**WHAT NEEDS TO BE DONE**
Copy every line in which the string "into" occurs.

____________

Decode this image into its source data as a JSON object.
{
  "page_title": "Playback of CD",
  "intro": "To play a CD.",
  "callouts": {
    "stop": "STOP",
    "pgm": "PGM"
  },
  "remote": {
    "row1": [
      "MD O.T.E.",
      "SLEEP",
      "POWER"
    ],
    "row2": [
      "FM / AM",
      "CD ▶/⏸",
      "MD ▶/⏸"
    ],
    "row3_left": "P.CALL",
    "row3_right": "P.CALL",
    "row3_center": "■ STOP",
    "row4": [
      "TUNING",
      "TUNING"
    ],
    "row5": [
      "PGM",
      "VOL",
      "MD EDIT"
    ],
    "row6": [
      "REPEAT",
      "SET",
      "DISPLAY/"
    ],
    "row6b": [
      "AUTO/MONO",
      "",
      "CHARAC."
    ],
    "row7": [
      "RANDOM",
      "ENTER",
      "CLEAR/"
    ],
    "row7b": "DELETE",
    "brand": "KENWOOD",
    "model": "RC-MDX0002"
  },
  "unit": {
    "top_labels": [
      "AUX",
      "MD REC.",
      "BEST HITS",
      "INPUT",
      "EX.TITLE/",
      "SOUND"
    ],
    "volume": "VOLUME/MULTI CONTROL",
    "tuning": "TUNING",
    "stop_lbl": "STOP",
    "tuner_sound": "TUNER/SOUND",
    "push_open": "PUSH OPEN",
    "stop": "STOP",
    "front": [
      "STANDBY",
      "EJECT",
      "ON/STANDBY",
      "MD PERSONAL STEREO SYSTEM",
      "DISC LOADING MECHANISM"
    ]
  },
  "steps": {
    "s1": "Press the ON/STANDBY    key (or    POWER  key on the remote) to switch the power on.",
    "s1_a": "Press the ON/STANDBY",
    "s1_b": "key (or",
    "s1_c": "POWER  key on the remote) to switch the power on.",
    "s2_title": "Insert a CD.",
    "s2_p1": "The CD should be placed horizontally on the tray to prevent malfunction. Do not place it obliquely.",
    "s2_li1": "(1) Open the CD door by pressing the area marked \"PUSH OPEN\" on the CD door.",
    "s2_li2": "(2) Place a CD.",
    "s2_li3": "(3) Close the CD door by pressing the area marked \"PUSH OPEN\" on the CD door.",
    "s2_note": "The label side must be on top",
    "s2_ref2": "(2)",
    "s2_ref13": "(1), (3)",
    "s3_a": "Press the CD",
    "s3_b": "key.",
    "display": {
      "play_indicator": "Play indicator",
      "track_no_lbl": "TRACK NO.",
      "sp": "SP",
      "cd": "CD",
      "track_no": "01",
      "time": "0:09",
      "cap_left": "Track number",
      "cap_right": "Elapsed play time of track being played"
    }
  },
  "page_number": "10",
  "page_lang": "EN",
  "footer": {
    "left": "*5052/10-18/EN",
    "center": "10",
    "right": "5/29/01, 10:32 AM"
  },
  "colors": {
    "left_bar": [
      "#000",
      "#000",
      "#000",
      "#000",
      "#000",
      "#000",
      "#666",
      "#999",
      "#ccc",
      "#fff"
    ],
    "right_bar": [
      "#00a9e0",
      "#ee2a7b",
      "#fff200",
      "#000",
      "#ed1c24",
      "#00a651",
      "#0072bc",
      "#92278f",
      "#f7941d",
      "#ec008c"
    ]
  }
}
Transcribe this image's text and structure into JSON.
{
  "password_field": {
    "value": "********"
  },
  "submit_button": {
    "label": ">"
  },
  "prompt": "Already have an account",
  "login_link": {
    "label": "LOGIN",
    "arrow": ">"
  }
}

____________

**RESPONSE BELOW**
Decode this image into its source data as a JSON object.
Transcribe this image's text and structure into JSON.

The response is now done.